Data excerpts
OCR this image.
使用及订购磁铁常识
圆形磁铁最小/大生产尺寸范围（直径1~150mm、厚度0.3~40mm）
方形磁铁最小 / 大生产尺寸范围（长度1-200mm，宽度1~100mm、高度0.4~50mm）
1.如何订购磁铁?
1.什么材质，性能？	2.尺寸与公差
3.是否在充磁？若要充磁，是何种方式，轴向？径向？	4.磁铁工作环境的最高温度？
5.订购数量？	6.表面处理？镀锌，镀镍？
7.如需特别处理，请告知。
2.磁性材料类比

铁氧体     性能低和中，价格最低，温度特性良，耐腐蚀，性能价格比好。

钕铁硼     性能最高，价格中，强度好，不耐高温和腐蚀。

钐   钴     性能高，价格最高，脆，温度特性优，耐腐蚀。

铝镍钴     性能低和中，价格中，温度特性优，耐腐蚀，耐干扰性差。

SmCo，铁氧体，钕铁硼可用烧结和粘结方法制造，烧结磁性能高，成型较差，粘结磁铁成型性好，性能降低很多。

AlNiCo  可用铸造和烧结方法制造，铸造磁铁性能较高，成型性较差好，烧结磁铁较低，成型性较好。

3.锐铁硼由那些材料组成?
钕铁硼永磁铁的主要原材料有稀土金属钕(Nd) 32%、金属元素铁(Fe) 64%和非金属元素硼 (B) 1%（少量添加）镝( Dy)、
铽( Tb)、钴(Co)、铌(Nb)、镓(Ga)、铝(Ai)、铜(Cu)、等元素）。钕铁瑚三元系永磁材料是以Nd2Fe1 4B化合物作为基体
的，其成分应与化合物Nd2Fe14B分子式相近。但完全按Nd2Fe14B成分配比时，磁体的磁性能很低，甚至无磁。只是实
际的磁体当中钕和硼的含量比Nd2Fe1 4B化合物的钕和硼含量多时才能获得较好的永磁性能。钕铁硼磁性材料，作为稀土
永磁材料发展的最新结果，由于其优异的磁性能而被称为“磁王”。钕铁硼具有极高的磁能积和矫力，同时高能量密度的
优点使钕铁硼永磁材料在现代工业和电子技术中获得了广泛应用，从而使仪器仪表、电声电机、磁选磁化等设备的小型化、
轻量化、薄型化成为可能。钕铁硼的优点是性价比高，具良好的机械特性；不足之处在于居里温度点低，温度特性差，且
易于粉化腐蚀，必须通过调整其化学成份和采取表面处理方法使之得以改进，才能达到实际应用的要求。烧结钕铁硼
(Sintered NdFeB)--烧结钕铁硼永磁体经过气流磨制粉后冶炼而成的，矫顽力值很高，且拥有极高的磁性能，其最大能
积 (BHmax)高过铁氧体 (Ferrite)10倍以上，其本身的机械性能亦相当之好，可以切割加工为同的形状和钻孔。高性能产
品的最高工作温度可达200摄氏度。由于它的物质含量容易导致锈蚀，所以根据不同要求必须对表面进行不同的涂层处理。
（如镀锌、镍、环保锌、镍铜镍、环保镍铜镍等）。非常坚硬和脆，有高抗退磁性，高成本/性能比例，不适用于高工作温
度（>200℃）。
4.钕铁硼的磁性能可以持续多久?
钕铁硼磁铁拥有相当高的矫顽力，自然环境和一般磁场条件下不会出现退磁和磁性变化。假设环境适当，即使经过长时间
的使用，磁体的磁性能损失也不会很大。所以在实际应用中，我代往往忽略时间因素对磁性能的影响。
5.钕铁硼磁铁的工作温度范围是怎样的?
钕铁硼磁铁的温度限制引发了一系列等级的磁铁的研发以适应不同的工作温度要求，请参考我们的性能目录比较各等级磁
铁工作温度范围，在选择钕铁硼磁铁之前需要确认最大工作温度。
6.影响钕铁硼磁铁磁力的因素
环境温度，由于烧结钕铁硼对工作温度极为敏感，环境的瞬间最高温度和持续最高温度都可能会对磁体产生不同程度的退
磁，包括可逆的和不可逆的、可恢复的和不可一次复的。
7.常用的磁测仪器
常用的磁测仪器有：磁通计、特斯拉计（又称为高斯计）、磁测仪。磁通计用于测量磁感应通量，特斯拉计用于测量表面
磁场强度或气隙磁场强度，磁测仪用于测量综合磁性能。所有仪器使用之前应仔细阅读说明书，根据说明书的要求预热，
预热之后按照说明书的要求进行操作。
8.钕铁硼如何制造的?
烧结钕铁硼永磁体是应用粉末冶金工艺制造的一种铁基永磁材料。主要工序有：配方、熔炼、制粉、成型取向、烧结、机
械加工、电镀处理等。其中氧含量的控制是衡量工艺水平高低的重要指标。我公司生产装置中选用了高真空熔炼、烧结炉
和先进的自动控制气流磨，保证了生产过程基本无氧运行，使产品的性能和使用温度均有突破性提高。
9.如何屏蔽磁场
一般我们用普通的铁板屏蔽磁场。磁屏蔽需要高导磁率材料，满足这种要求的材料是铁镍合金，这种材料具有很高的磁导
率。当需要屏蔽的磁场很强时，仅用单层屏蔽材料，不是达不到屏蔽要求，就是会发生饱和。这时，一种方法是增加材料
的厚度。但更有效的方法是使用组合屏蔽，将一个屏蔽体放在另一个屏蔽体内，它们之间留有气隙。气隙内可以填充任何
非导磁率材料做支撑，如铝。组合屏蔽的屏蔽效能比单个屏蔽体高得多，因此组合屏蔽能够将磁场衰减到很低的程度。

Exercise prompt: Pull out every line in the data above that has the word "性能低和中".

Written solution:
铁氧体     性能低和中，价格最低，温度特性良，耐腐蚀，性能价格比好。
铝镍钴     性能低和中，价格中，温度特性优，耐腐蚀，耐干扰性差。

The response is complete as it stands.